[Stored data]
----
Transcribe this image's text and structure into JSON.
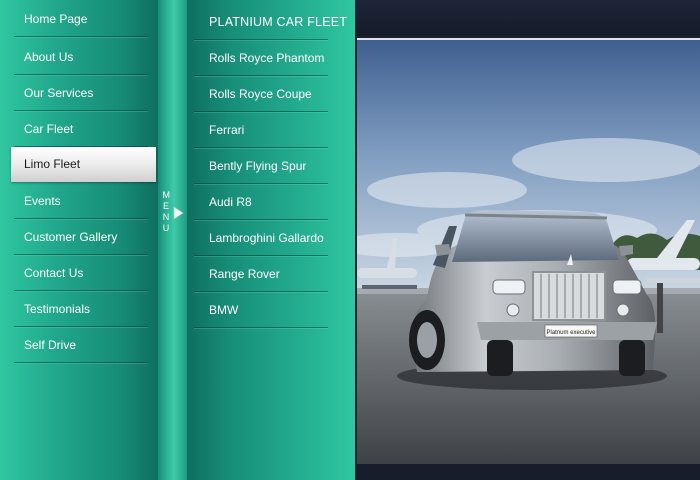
{
  "nav": {
    "items": [
      {
        "label": "Home Page",
        "active": false
      },
      {
        "label": "About Us",
        "active": false
      },
      {
        "label": "Our Services",
        "active": false
      },
      {
        "label": "Car Fleet",
        "active": false
      },
      {
        "label": "Limo Fleet",
        "active": true
      },
      {
        "label": "Events",
        "active": false
      },
      {
        "label": "Customer Gallery",
        "active": false
      },
      {
        "label": "Contact Us",
        "active": false
      },
      {
        "label": "Testimonials",
        "active": false
      },
      {
        "label": "Self Drive",
        "active": false
      }
    ]
  },
  "menu_toggle": {
    "label": "MENU",
    "icon": "triangle-right-icon"
  },
  "submenu": {
    "heading": "PLATNIUM CAR FLEET",
    "items": [
      "Rolls Royce Phantom",
      "Rolls Royce Coupe",
      "Ferrari",
      "Bently Flying Spur",
      "Audi R8",
      "Lambroghini Gallardo",
      "Range Rover",
      "BMW"
    ]
  },
  "photo": {
    "plate_text": "Platnum executive"
  },
  "colors": {
    "accent_teal": "#21a78c",
    "panel_dark": "#1c2233",
    "active_item": "#ececec"
  }
}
----
**WHAT TO WORK ON**
Go over the data above and copy every line that has the word "Royce" in it.

**THE COMPLETED TASK**
      "Rolls Royce Phantom",
      "Rolls Royce Coupe",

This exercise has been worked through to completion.